Exercise objective - Select and copy out every line in the records containing "家长会家长讲话稿全文".

Given records -

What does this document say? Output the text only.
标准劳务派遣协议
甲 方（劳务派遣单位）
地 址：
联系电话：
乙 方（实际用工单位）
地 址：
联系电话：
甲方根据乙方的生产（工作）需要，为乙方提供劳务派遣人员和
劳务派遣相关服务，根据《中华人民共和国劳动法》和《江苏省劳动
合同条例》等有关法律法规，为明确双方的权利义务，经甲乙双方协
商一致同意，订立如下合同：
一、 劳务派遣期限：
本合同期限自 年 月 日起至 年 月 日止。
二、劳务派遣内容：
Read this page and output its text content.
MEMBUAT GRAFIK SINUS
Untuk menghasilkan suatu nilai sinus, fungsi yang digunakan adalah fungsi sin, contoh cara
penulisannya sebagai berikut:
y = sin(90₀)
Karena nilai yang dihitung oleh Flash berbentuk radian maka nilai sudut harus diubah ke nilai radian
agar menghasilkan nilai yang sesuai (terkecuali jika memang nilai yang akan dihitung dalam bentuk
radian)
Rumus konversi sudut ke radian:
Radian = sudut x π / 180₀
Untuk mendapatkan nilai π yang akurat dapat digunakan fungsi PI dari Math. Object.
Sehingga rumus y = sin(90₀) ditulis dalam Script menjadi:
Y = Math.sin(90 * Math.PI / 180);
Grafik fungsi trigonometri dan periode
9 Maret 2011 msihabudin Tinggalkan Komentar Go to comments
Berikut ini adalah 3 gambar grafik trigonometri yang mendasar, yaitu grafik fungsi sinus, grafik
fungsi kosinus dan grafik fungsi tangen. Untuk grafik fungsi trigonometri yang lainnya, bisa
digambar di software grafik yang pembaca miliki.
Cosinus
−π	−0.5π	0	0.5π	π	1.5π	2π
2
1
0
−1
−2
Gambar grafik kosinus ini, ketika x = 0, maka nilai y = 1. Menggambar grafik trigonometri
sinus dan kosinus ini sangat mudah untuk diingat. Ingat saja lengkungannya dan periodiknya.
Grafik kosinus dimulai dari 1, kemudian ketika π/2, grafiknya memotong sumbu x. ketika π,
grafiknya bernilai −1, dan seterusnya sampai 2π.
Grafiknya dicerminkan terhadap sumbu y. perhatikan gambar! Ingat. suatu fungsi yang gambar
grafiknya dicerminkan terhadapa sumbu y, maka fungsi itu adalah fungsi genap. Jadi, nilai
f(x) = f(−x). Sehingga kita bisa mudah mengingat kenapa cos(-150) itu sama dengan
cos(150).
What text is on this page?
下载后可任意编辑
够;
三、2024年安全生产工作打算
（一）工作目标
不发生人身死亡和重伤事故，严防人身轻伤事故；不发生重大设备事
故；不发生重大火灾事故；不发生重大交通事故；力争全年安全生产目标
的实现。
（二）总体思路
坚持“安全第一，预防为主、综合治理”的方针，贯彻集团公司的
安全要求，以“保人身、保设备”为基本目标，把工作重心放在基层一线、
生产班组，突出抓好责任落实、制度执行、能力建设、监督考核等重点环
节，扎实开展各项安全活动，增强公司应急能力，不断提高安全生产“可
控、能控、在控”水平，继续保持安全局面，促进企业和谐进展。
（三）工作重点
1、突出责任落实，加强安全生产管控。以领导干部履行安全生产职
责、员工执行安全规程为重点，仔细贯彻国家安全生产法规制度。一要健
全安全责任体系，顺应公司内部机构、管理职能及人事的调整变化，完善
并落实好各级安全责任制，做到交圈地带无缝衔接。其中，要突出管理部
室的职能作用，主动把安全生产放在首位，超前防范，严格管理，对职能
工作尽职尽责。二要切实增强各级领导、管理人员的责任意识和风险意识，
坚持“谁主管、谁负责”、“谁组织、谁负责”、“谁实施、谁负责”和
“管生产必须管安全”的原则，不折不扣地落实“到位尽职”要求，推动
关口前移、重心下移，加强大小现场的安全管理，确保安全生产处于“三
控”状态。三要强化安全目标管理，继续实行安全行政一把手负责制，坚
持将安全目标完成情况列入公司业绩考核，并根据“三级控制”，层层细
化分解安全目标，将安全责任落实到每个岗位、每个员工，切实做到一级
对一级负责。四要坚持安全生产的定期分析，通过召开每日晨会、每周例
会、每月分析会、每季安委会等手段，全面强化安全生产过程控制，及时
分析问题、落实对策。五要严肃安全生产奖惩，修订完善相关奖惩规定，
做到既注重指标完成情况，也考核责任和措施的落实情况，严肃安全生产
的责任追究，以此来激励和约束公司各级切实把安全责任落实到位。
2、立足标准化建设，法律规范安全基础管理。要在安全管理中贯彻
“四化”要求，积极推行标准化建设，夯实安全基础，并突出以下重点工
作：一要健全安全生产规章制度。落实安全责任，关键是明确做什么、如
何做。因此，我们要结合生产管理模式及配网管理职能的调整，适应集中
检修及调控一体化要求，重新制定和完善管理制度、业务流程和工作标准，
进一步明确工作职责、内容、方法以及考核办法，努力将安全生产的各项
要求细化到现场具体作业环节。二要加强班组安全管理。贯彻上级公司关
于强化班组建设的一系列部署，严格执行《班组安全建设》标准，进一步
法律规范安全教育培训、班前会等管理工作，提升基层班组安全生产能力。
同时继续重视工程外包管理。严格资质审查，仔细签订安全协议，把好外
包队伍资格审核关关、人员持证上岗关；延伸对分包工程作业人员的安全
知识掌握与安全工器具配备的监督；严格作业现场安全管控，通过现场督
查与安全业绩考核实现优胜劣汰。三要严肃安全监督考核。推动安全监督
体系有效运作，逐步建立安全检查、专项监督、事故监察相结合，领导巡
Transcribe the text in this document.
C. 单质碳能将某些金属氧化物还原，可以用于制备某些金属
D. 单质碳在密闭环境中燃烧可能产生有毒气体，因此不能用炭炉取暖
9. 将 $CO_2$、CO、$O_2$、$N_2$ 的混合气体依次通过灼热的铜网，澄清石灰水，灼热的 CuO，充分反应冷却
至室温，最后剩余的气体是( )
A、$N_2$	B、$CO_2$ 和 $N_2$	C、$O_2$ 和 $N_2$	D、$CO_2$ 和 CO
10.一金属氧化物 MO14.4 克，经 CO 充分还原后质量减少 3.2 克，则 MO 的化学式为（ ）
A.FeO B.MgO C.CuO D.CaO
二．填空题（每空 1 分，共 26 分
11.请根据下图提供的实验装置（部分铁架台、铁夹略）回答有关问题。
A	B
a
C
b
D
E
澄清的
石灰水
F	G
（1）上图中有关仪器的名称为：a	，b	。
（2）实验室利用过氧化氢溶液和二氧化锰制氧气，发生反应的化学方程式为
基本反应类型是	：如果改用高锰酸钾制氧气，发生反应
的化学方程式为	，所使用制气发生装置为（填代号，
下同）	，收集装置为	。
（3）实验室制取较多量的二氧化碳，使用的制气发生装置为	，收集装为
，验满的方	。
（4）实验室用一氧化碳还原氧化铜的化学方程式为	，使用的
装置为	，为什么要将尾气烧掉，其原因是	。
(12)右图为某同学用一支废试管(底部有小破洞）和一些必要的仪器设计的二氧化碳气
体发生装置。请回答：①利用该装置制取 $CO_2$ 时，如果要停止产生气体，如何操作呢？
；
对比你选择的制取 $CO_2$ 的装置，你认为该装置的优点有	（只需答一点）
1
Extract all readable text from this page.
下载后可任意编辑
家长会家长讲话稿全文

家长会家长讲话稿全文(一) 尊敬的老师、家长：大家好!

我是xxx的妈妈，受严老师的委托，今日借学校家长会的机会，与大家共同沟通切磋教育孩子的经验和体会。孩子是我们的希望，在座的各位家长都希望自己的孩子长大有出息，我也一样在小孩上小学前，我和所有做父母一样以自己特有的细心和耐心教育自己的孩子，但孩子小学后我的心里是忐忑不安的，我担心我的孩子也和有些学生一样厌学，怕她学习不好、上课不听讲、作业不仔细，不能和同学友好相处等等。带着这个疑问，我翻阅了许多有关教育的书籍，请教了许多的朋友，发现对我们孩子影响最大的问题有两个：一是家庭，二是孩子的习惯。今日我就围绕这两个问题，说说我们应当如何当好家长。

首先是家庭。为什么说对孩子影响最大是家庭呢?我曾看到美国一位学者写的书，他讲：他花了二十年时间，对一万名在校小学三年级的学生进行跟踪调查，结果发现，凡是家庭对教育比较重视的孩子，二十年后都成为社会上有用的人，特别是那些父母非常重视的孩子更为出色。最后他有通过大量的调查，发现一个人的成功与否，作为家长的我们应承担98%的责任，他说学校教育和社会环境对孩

Response to this exercise -
家长会家长讲话稿全文
家长会家长讲话稿全文(一) 尊敬的老师、家长：大家好!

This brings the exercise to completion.